BEGIN DATA LINES

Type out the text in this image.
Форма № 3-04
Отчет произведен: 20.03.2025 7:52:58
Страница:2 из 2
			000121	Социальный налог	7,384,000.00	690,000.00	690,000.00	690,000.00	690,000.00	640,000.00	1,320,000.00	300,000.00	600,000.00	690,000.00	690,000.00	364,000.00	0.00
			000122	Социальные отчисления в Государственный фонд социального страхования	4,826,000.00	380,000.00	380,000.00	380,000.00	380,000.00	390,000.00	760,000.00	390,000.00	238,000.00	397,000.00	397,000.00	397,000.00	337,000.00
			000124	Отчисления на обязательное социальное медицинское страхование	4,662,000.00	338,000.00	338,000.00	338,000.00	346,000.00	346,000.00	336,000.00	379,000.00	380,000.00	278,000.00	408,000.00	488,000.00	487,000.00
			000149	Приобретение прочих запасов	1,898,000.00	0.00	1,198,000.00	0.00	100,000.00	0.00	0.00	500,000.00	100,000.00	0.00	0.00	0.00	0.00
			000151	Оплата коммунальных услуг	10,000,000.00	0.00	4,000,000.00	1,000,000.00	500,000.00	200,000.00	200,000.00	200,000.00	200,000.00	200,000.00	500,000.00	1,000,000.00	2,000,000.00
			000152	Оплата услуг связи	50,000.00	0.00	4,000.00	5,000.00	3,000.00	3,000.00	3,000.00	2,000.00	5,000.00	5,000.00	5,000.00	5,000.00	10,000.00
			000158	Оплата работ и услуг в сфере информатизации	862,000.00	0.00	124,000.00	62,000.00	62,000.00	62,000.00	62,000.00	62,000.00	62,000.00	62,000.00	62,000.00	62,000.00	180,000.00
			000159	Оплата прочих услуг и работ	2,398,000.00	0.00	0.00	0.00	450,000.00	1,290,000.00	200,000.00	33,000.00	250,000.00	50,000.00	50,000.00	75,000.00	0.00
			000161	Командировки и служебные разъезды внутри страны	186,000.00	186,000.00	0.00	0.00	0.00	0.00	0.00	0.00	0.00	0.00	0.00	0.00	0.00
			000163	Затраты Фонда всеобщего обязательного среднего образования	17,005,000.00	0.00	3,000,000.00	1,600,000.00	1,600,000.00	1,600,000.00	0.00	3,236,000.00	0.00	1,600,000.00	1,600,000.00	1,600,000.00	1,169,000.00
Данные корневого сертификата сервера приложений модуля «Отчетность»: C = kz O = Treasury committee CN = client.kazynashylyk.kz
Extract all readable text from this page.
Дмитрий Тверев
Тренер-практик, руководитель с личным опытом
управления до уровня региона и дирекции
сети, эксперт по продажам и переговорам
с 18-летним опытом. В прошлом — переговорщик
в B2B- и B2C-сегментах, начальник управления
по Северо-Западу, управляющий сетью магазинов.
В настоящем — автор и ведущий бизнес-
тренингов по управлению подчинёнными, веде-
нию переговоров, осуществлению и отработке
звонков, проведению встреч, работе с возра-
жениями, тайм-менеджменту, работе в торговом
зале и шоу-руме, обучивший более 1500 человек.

END DATA LINES

(TASK STATEMENT)
Repeat the records above exactly.

(ANSWER TO THE PROBLEM)
Type out the text in this image.
Форма № 3-04
Отчет произведен: 20.03.2025 7:52:58
Страница:2 из 2
			000121	Социальный налог	7,384,000.00	690,000.00	690,000.00	690,000.00	690,000.00	640,000.00	1,320,000.00	300,000.00	600,000.00	690,000.00	690,000.00	364,000.00	0.00
			000122	Социальные отчисления в Государственный фонд социального страхования	4,826,000.00	380,000.00	380,000.00	380,000.00	380,000.00	390,000.00	760,000.00	390,000.00	238,000.00	397,000.00	397,000.00	397,000.00	337,000.00
			000124	Отчисления на обязательное социальное медицинское страхование	4,662,000.00	338,000.00	338,000.00	338,000.00	346,000.00	346,000.00	336,000.00	379,000.00	380,000.00	278,000.00	408,000.00	488,000.00	487,000.00
			000149	Приобретение прочих запасов	1,898,000.00	0.00	1,198,000.00	0.00	100,000.00	0.00	0.00	500,000.00	100,000.00	0.00	0.00	0.00	0.00
			000151	Оплата коммунальных услуг	10,000,000.00	0.00	4,000,000.00	1,000,000.00	500,000.00	200,000.00	200,000.00	200,000.00	200,000.00	200,000.00	500,000.00	1,000,000.00	2,000,000.00
			000152	Оплата услуг связи	50,000.00	0.00	4,000.00	5,000.00	3,000.00	3,000.00	3,000.00	2,000.00	5,000.00	5,000.00	5,000.00	5,000.00	10,000.00
			000158	Оплата работ и услуг в сфере информатизации	862,000.00	0.00	124,000.00	62,000.00	62,000.00	62,000.00	62,000.00	62,000.00	62,000.00	62,000.00	62,000.00	62,000.00	180,000.00
			000159	Оплата прочих услуг и работ	2,398,000.00	0.00	0.00	0.00	450,000.00	1,290,000.00	200,000.00	33,000.00	250,000.00	50,000.00	50,000.00	75,000.00	0.00
			000161	Командировки и служебные разъезды внутри страны	186,000.00	186,000.00	0.00	0.00	0.00	0.00	0.00	0.00	0.00	0.00	0.00	0.00	0.00
			000163	Затраты Фонда всеобщего обязательного среднего образования	17,005,000.00	0.00	3,000,000.00	1,600,000.00	1,600,000.00	1,600,000.00	0.00	3,236,000.00	0.00	1,600,000.00	1,600,000.00	1,600,000.00	1,169,000.00
Данные корневого сертификата сервера приложений модуля «Отчетность»: C = kz O = Treasury committee CN = client.kazynashylyk.kz
Extract all readable text from this page.
Дмитрий Тверев
Тренер-практик, руководитель с личным опытом
управления до уровня региона и дирекции
сети, эксперт по продажам и переговорам
с 18-летним опытом. В прошлом — переговорщик
в B2B- и B2C-сегментах, начальник управления
по Северо-Западу, управляющий сетью магазинов.
В настоящем — автор и ведущий бизнес-
тренингов по управлению подчинёнными, веде-
нию переговоров, осуществлению и отработке
звонков, проведению встреч, работе с возра-
жениями, тайм-менеджменту, работе в торговом
зале и шоу-руме, обучивший более 1500 человек.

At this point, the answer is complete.